| TEXT BLOCK |
Eva Ruth Bertrand, Individually and as Natural Tutrix of the Minors v. Forest Corporation

441 F.2d 809 | 5th Cir. | 1971

Lead Opinion

PER CURIAM:

The appellants sued for the wrongful death of Joseph P. Bertrand who was on the payroll of Forest Oil Corporation as a pumper. His duties included the checking and recording of meters, readings of gas pressures and flow at the several gas wells situated some 33 miles off the coast of Louisiana.1 Each well had a stationary protector platform set on pilings driven into the floor of the Gulf of Mexico. The structure rested on four metal piers which supported three steel decks. The platforms were unmanned and a helicopter was used to transport Bertrand from the shore to the wells to perform his duties. The top deck was a landing pad for the helicopter while the middle deck was for the meters and the bottom one was constructed around the well head near the sea. The platform was not a floating one and was not propelled nor subject to towing but was permanently secured to the floor of the Gulf.

Source data:
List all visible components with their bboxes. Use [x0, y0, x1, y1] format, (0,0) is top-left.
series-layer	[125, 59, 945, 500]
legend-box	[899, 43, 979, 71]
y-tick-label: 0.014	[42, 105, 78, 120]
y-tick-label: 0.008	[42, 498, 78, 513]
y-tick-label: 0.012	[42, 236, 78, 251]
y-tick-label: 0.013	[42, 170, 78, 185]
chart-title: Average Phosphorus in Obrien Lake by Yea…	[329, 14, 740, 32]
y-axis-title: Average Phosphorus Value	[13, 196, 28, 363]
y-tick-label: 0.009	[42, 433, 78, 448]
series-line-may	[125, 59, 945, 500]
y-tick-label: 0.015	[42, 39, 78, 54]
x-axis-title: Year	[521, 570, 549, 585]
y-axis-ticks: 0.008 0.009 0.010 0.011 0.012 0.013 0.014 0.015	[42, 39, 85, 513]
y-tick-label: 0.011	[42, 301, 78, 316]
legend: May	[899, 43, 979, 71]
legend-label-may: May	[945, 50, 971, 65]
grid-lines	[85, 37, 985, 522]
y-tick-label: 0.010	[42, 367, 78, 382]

| TASK DESCRIPTION |
Using the court opinion, list each deck of the well platform and its use.

| ANSWER TO THIS TASK |
- Top deck: a landing pad for the helicopter
- Middle deck: for the meters
- Bottom deck: built around the well head near the sea